The problem:
Output a single figure: the number of lines in which the word "with" appears.

Dataset excerpts
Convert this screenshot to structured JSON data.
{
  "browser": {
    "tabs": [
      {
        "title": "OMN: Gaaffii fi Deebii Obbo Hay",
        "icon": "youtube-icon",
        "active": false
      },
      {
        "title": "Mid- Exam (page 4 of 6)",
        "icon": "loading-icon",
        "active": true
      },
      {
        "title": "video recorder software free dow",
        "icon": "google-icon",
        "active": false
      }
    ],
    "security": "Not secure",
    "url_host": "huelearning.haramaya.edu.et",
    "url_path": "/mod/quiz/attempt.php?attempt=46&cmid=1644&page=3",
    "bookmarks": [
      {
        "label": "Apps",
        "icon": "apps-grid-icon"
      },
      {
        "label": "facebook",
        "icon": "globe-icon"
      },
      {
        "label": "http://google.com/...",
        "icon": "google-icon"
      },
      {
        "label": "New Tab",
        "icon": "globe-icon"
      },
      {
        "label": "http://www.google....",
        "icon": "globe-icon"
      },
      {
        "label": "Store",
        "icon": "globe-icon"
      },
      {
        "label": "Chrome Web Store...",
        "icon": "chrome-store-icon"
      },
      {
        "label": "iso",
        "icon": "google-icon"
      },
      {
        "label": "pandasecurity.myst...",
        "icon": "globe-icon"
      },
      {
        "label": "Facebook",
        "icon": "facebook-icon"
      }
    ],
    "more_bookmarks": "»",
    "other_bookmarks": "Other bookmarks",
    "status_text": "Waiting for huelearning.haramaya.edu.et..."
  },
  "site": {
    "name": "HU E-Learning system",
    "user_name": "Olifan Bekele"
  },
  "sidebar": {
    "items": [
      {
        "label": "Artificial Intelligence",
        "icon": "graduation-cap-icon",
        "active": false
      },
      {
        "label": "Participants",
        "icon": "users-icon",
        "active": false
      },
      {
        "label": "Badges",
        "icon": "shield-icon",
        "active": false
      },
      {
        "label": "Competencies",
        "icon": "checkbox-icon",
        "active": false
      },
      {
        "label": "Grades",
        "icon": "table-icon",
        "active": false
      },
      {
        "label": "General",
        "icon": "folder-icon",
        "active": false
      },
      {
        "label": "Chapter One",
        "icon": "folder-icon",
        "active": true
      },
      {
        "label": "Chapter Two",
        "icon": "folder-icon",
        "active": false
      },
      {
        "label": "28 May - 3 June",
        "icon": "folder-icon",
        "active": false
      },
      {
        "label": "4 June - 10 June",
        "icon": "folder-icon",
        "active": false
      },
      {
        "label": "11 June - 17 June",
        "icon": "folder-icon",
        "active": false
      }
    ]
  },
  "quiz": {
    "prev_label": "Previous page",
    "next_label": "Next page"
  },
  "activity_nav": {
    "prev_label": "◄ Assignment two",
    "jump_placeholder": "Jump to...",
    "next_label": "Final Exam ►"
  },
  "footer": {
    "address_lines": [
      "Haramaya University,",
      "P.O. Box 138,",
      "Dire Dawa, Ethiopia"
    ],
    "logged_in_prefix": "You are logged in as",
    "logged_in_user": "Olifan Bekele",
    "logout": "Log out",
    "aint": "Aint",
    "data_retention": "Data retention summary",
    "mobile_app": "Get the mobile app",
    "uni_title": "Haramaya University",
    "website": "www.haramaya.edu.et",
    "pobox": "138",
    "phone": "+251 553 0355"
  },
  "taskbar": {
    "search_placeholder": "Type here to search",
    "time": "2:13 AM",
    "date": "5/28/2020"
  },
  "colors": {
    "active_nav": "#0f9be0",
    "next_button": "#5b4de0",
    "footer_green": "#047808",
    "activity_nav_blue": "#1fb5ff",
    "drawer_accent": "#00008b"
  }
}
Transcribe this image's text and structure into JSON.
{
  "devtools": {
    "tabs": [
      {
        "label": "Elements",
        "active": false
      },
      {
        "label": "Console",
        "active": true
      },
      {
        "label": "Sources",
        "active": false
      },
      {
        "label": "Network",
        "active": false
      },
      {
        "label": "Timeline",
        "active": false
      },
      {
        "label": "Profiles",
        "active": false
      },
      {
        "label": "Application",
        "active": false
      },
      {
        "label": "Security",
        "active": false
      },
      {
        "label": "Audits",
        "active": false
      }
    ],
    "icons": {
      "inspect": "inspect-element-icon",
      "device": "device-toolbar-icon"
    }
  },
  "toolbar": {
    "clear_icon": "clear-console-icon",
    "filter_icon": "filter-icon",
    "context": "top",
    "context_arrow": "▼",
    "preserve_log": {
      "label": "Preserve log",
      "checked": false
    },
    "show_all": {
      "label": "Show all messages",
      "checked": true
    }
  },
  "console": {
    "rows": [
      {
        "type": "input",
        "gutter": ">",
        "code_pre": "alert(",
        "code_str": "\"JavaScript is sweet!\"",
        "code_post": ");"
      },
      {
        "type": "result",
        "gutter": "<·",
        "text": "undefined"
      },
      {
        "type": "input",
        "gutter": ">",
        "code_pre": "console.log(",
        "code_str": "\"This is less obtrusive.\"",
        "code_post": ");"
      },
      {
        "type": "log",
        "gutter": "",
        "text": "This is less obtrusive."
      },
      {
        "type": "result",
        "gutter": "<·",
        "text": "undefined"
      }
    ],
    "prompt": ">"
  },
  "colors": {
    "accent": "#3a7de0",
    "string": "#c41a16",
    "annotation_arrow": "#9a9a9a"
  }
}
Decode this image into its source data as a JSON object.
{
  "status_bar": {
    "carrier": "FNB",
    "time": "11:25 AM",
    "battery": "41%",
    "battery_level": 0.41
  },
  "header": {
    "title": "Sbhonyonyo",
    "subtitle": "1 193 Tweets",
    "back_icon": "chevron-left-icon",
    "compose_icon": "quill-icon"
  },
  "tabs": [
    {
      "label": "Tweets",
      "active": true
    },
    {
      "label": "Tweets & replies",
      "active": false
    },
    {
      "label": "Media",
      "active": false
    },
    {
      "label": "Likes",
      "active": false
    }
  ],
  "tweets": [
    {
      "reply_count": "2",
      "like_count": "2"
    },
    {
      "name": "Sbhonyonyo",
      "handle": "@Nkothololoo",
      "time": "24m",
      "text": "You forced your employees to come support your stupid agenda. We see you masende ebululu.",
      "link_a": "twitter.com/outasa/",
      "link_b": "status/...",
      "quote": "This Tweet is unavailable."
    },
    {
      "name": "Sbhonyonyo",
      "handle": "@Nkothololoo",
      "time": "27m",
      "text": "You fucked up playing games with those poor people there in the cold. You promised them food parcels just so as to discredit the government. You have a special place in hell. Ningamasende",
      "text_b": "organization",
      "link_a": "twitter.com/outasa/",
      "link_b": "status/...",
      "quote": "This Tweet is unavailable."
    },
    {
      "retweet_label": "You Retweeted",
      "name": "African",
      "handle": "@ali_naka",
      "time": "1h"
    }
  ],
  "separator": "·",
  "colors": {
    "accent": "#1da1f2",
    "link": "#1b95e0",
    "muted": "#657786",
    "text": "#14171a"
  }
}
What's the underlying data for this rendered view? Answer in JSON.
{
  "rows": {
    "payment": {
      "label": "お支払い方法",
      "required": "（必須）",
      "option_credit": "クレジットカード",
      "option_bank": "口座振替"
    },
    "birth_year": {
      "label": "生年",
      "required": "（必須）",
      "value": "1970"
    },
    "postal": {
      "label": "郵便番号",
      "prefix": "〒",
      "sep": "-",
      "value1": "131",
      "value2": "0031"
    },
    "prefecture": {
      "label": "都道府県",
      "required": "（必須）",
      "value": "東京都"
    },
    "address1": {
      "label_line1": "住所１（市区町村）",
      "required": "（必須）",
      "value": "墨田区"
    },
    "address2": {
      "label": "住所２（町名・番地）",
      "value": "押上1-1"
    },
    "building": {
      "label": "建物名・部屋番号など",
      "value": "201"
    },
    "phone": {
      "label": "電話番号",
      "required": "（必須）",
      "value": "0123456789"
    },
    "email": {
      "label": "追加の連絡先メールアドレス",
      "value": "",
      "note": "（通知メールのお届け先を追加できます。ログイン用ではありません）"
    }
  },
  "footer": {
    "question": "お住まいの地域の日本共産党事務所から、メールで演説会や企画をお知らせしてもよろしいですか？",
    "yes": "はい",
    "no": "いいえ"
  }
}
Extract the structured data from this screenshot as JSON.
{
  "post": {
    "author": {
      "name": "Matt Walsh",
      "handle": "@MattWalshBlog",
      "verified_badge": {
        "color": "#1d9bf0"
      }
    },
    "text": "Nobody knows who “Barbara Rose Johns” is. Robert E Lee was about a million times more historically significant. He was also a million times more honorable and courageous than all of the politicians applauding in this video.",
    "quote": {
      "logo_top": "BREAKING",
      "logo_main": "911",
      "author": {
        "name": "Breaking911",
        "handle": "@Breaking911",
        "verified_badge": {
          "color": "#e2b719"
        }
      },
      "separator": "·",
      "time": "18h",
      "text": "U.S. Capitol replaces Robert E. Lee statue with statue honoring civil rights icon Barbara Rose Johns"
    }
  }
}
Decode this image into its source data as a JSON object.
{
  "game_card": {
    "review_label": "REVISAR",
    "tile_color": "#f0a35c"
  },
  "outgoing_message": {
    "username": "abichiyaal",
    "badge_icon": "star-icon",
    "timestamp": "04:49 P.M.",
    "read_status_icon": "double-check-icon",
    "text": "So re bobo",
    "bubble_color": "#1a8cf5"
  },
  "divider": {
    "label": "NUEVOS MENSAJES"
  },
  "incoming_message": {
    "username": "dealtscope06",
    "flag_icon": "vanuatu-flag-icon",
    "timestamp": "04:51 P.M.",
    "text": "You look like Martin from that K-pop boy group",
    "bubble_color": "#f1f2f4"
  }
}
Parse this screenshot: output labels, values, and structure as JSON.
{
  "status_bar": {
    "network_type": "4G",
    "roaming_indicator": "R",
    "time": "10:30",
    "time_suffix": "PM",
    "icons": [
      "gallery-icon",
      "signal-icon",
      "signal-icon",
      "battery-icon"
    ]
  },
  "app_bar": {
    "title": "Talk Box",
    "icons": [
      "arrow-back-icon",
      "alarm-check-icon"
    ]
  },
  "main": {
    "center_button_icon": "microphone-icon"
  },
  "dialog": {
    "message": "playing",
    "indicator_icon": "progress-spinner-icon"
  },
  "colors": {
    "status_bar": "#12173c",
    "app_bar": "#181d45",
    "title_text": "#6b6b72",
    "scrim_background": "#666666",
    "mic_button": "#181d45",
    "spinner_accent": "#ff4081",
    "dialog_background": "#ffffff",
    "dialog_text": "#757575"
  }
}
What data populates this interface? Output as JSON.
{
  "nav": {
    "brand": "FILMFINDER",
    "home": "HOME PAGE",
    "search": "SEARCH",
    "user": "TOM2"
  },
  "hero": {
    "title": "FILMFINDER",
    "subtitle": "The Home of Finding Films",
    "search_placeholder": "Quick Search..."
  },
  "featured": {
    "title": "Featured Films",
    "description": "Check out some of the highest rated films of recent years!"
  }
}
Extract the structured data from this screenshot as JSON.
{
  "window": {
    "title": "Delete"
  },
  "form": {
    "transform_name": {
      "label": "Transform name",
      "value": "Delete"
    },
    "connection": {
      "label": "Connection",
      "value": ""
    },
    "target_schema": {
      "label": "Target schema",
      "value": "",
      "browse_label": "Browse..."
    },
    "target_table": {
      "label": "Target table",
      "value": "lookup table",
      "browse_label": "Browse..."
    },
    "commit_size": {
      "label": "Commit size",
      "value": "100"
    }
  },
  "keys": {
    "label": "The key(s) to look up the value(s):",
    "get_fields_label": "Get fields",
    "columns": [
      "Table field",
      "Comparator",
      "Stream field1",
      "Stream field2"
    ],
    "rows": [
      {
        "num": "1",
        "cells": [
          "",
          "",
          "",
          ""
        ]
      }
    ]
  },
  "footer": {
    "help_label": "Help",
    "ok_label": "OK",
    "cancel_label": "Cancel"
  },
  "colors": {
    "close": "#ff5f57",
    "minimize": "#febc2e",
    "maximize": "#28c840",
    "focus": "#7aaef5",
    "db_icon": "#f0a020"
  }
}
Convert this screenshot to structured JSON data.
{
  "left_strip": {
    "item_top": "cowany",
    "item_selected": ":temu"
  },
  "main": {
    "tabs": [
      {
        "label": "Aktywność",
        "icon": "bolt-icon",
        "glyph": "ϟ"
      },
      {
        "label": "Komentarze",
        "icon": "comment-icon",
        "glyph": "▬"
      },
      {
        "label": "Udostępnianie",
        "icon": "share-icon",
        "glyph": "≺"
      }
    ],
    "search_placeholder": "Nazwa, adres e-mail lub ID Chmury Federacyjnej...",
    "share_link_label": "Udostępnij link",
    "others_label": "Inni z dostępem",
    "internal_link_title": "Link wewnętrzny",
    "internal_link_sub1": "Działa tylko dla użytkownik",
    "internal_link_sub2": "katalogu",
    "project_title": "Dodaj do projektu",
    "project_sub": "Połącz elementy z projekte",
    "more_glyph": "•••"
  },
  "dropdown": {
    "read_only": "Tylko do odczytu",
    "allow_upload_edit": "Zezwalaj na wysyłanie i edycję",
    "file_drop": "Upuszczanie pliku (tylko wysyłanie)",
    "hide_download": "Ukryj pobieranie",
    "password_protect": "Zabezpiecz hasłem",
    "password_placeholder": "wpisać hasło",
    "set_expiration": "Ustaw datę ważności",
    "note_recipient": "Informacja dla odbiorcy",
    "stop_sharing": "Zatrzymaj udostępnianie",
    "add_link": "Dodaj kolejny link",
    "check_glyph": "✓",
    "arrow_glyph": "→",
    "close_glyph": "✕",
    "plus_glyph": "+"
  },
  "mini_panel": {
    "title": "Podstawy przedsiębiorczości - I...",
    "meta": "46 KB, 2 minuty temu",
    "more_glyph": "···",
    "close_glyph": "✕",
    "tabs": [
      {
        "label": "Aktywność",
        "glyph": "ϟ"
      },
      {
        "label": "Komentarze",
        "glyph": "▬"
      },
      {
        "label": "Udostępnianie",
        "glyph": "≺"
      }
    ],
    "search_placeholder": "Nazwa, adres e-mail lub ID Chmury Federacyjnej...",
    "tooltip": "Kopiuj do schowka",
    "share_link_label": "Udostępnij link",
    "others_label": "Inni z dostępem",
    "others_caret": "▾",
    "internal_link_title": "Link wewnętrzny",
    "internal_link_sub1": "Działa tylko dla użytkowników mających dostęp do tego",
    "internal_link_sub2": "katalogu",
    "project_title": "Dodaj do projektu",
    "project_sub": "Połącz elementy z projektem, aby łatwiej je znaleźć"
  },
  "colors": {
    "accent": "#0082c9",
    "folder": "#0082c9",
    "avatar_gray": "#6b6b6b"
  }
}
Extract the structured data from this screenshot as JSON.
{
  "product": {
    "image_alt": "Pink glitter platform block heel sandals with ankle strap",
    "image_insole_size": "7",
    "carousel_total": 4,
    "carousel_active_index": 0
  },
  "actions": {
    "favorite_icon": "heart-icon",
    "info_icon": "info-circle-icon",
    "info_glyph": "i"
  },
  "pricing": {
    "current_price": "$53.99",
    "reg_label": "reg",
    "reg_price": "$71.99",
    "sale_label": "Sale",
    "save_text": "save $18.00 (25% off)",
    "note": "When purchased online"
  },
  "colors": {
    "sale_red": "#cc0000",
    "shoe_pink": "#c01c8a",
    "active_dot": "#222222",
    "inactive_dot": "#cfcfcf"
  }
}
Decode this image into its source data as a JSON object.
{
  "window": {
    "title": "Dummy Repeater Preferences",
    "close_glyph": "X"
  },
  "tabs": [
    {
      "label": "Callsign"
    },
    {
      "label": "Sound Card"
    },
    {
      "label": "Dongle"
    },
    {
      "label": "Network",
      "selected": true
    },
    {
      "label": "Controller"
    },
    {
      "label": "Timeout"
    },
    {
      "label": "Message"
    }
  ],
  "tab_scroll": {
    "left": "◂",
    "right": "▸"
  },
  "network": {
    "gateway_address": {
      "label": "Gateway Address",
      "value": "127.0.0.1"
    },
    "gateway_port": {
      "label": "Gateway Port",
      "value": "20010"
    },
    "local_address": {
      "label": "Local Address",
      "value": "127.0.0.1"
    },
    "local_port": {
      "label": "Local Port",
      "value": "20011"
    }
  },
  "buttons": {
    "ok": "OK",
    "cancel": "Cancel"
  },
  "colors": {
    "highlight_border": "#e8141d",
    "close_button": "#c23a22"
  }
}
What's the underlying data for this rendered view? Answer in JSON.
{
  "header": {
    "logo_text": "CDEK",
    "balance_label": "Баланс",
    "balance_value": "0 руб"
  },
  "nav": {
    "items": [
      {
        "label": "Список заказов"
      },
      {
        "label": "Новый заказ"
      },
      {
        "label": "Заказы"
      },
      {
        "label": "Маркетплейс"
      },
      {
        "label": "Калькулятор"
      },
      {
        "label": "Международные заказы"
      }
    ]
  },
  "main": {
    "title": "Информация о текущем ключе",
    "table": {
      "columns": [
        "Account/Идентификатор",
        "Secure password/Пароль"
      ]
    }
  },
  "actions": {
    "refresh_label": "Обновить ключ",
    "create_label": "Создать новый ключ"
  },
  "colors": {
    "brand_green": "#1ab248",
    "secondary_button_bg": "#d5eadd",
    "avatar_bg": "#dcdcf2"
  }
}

Finished exercise:
3